▸ **Materials provided**

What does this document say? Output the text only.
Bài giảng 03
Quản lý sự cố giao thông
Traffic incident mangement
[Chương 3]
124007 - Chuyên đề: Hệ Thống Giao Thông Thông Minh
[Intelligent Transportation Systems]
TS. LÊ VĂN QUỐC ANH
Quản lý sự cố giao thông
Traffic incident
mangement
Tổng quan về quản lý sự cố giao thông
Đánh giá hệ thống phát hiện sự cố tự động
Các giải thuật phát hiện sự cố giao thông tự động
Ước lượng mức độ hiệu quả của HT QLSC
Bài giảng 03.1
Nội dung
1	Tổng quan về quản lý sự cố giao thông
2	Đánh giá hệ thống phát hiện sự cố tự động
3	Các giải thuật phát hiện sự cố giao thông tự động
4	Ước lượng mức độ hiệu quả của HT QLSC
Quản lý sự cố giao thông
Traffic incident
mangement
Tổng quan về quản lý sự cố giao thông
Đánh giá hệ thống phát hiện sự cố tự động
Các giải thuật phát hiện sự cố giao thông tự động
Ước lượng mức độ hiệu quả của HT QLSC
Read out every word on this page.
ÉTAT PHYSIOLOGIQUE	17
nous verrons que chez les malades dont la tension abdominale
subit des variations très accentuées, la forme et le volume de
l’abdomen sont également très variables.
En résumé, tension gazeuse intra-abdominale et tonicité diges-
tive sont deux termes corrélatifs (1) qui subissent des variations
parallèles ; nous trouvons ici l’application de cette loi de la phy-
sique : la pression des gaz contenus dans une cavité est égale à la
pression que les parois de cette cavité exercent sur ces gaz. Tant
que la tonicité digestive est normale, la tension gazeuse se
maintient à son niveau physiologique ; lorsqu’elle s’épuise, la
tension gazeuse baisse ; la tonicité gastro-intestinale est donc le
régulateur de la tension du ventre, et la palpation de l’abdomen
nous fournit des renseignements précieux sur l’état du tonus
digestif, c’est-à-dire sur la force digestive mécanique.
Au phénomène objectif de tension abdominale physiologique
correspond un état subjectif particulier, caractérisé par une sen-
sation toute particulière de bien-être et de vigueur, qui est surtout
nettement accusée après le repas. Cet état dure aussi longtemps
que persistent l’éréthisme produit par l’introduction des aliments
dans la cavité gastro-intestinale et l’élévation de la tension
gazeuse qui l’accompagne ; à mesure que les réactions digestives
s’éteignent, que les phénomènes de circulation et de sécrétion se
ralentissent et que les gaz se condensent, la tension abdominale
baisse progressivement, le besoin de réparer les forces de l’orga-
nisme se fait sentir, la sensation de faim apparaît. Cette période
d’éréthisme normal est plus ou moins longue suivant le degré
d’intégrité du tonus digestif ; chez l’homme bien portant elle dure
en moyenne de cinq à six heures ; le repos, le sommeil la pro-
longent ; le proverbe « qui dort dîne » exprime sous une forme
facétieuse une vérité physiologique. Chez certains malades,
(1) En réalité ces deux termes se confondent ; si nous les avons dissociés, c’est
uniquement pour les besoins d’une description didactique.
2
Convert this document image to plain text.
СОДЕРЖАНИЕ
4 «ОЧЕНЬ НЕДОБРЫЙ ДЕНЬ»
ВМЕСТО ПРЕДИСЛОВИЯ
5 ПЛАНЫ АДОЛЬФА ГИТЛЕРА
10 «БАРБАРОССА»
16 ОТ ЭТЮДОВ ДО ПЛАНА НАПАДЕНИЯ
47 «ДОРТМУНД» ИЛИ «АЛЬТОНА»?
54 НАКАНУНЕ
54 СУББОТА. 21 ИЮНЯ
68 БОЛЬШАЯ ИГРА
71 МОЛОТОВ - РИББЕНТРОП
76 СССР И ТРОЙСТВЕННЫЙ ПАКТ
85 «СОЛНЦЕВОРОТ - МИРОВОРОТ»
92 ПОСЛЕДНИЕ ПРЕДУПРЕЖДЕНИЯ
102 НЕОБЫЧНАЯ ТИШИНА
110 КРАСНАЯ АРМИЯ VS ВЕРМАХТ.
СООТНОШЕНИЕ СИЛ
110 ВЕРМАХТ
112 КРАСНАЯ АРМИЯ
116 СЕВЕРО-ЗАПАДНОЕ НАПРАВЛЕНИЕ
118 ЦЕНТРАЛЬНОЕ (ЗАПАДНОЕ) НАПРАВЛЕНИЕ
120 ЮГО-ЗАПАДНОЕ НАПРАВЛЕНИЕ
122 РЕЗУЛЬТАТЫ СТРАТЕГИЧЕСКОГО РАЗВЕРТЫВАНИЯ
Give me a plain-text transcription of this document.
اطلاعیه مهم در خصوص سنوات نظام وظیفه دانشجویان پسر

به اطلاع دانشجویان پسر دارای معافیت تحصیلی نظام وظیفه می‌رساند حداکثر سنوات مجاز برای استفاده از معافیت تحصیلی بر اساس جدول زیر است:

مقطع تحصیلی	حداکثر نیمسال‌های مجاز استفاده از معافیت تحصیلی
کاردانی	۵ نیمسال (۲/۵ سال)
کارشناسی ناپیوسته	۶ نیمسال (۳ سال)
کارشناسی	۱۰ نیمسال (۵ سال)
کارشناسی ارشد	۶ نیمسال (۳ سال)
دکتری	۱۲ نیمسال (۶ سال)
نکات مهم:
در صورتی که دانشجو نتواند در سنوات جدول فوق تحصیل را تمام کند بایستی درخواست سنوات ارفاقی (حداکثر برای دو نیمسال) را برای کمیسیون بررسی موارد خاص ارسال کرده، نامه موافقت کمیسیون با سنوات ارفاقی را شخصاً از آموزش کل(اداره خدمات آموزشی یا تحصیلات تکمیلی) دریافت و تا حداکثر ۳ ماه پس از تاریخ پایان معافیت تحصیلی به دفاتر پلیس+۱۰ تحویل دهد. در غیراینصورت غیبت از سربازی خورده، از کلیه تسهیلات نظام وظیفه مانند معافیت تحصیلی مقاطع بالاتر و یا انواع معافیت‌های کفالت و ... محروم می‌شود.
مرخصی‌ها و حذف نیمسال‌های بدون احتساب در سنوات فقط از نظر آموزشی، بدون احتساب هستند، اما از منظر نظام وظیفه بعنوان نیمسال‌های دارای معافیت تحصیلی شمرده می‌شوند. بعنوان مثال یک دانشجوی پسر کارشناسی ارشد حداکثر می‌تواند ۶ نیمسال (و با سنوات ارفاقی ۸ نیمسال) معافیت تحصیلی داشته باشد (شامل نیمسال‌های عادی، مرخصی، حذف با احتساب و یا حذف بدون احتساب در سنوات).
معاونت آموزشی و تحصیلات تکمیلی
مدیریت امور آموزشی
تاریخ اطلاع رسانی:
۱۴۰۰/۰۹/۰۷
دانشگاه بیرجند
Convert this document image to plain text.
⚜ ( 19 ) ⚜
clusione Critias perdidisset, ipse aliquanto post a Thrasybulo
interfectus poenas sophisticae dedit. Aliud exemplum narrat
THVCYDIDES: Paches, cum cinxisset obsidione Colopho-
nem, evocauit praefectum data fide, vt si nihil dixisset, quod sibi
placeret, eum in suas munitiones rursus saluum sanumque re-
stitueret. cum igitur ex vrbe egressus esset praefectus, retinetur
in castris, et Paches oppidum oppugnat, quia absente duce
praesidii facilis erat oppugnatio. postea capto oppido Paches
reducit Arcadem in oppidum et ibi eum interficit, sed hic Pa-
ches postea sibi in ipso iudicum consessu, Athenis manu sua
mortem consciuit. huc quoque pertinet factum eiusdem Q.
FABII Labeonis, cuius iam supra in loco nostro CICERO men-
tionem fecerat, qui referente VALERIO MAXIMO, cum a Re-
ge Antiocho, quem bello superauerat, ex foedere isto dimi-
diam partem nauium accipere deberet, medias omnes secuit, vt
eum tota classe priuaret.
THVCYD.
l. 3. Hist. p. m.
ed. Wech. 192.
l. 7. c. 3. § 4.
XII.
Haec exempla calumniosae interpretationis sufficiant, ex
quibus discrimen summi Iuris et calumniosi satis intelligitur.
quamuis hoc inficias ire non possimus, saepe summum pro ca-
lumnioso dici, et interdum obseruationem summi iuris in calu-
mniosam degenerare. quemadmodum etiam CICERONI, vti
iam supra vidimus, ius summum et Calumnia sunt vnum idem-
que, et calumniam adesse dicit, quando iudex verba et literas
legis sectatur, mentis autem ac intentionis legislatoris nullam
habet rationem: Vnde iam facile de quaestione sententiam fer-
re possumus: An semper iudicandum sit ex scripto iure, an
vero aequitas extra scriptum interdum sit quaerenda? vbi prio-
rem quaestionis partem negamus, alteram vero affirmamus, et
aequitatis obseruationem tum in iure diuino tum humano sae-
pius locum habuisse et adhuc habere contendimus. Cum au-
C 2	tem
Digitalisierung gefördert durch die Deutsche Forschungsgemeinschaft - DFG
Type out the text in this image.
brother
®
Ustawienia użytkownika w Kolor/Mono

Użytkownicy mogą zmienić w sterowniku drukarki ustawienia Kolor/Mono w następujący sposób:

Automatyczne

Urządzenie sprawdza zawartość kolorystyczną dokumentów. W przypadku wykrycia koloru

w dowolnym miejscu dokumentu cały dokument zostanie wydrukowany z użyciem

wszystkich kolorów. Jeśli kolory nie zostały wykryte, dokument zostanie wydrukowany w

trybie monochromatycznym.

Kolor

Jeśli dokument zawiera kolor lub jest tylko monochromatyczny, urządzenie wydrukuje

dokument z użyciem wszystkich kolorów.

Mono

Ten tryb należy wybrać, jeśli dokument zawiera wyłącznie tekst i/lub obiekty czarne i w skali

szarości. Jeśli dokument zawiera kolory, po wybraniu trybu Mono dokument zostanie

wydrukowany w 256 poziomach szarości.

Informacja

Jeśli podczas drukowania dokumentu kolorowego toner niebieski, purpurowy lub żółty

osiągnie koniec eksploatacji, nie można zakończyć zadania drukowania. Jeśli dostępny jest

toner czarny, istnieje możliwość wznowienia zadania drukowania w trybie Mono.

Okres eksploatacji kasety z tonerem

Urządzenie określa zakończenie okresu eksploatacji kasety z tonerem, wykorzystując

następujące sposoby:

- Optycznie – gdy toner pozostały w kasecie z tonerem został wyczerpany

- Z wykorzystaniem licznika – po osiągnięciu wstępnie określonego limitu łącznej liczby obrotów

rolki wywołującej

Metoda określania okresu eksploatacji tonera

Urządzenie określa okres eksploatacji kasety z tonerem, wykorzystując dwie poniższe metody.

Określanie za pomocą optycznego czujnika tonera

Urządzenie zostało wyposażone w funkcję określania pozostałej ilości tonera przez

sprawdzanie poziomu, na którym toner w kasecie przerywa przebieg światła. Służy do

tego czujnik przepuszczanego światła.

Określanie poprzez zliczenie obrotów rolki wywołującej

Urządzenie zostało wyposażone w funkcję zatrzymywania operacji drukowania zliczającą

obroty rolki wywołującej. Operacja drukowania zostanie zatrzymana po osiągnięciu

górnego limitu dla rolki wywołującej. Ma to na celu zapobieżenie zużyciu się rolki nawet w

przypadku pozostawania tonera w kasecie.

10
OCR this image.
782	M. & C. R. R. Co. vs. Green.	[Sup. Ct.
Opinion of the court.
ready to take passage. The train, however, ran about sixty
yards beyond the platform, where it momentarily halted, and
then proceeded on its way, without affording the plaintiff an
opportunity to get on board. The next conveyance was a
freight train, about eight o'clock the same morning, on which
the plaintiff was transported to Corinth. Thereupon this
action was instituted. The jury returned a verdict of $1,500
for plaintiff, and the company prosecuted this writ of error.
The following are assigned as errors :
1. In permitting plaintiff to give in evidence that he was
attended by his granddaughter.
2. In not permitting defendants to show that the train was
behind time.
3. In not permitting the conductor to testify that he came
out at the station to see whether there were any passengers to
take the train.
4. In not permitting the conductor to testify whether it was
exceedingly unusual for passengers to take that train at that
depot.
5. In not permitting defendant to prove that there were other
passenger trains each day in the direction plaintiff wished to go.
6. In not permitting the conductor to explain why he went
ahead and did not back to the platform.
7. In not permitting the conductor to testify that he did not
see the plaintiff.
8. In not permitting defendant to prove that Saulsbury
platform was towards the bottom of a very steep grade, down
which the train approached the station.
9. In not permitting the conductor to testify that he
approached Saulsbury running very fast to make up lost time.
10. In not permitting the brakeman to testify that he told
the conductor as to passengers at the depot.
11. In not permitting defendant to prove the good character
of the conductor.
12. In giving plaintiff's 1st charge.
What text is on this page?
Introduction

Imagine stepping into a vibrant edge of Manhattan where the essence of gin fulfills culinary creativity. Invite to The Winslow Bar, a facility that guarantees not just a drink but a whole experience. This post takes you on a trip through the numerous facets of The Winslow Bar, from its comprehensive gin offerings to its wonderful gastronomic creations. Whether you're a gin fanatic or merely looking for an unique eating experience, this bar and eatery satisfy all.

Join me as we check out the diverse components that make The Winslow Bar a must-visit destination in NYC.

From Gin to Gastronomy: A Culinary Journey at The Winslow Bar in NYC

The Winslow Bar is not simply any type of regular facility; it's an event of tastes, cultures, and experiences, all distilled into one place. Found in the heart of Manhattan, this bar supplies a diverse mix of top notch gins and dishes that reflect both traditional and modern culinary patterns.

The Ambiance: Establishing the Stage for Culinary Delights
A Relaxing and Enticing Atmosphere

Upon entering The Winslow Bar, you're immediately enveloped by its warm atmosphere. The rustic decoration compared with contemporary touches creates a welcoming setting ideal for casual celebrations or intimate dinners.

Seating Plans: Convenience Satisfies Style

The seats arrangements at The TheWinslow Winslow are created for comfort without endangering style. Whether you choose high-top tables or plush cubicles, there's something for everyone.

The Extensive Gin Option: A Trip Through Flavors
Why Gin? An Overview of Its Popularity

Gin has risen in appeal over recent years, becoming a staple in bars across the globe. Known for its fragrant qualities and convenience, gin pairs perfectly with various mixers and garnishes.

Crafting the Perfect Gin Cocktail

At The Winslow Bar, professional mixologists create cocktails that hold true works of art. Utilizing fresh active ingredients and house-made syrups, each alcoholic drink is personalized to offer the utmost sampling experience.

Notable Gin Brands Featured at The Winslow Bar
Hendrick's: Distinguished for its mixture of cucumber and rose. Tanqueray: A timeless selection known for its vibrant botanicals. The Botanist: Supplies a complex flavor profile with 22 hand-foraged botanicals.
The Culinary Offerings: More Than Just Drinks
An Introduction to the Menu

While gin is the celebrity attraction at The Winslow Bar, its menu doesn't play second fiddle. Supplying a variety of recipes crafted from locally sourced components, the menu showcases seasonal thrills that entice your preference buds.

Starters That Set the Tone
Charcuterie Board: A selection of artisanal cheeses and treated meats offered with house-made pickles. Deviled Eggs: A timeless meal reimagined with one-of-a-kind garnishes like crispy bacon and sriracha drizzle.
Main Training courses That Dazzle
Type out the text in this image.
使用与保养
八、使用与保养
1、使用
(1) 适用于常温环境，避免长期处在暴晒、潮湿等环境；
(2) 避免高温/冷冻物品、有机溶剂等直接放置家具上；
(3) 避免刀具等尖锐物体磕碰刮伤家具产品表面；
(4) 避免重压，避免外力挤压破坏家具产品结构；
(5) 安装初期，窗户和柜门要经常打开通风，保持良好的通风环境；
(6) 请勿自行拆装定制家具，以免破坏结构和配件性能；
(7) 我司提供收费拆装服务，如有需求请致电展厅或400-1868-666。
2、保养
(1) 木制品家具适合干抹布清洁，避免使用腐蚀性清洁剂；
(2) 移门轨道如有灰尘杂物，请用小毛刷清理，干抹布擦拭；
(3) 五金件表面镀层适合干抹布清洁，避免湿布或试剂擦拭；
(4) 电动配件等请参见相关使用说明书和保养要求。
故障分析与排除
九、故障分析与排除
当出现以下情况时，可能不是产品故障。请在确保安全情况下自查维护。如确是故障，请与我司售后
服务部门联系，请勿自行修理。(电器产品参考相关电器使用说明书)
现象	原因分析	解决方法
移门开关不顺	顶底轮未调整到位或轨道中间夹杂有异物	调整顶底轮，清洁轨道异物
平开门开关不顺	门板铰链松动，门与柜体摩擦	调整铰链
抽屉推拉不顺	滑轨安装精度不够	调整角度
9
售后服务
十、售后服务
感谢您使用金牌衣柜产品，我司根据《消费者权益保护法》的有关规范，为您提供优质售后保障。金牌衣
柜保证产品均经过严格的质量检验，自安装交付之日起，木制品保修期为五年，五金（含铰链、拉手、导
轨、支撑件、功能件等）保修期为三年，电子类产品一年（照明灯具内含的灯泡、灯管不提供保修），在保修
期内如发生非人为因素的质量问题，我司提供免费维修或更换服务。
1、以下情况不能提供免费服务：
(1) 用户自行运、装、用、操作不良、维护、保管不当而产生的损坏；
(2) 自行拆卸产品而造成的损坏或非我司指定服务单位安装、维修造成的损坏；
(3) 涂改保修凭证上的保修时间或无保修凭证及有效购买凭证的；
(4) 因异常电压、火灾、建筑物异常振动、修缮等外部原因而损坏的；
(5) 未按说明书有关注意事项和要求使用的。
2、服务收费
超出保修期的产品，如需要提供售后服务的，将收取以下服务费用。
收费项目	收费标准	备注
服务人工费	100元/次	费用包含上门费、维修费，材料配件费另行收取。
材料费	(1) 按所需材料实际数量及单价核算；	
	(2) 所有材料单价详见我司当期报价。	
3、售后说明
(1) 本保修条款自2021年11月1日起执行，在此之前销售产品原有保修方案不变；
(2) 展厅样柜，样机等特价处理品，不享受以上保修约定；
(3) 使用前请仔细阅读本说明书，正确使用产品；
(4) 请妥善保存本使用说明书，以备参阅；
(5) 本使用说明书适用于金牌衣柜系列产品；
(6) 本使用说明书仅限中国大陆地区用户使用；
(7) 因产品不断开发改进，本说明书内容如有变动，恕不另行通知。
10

▸ **Directions**
Check each line of the entries for the string "Saulsbury". Copy the lines that have it.

▸ **Response**
8. In not permitting defendant to prove that Saulsbury
approached Saulsbury running very fast to make up lost time.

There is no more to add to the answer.